● **Dataset entries**
■ ■ ■ ■ ■

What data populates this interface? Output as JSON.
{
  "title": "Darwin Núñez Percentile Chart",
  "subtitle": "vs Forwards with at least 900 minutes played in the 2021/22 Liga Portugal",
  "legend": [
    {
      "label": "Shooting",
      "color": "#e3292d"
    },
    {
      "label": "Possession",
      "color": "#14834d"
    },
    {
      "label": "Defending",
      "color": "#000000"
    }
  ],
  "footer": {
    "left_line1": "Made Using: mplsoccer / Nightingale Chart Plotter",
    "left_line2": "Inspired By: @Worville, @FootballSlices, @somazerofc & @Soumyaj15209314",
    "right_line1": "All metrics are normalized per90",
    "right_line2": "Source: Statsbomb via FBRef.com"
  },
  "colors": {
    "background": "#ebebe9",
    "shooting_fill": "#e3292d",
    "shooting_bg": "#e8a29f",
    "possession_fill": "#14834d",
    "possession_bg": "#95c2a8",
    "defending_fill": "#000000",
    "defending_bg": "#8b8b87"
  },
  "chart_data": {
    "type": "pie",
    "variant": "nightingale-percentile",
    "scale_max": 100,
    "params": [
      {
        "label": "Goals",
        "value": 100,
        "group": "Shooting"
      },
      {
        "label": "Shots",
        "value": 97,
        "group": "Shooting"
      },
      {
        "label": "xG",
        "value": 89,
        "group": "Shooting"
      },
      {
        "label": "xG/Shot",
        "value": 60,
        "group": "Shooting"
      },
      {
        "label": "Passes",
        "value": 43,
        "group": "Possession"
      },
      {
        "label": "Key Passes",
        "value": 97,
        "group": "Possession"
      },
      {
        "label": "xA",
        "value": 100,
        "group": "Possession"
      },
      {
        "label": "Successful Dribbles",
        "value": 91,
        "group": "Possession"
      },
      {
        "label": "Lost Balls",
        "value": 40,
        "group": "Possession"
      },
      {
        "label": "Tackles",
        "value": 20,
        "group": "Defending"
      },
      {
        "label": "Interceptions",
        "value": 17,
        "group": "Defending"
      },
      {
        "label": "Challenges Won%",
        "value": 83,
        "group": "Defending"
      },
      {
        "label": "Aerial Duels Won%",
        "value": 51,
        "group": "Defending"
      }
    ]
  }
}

■ ■ ■ ■ ■

● **Aim of the exercise**
Reproduce the listing shown above in its entirety, exactly.

● **Output below**
What data populates this interface? Output as JSON.
{
  "title": "Darwin Núñez Percentile Chart",
  "subtitle": "vs Forwards with at least 900 minutes played in the 2021/22 Liga Portugal",
  "legend": [
    {
      "label": "Shooting",
      "color": "#e3292d"
    },
    {
      "label": "Possession",
      "color": "#14834d"
    },
    {
      "label": "Defending",
      "color": "#000000"
    }
  ],
  "footer": {
    "left_line1": "Made Using: mplsoccer / Nightingale Chart Plotter",
    "left_line2": "Inspired By: @Worville, @FootballSlices, @somazerofc & @Soumyaj15209314",
    "right_line1": "All metrics are normalized per90",
    "right_line2": "Source: Statsbomb via FBRef.com"
  },
  "colors": {
    "background": "#ebebe9",
    "shooting_fill": "#e3292d",
    "shooting_bg": "#e8a29f",
    "possession_fill": "#14834d",
    "possession_bg": "#95c2a8",
    "defending_fill": "#000000",
    "defending_bg": "#8b8b87"
  },
  "chart_data": {
    "type": "pie",
    "variant": "nightingale-percentile",
    "scale_max": 100,
    "params": [
      {
        "label": "Goals",
        "value": 100,
        "group": "Shooting"
      },
      {
        "label": "Shots",
        "value": 97,
        "group": "Shooting"
      },
      {
        "label": "xG",
        "value": 89,
        "group": "Shooting"
      },
      {
        "label": "xG/Shot",
        "value": 60,
        "group": "Shooting"
      },
      {
        "label": "Passes",
        "value": 43,
        "group": "Possession"
      },
      {
        "label": "Key Passes",
        "value": 97,
        "group": "Possession"
      },
      {
        "label": "xA",
        "value": 100,
        "group": "Possession"
      },
      {
        "label": "Successful Dribbles",
        "value": 91,
        "group": "Possession"
      },
      {
        "label": "Lost Balls",
        "value": 40,
        "group": "Possession"
      },
      {
        "label": "Tackles",
        "value": 20,
        "group": "Defending"
      },
      {
        "label": "Interceptions",
        "value": 17,
        "group": "Defending"
      },
      {
        "label": "Challenges Won%",
        "value": 83,
        "group": "Defending"
      },
      {
        "label": "Aerial Duels Won%",
        "value": 51,
        "group": "Defending"
      }
    ]
  }
}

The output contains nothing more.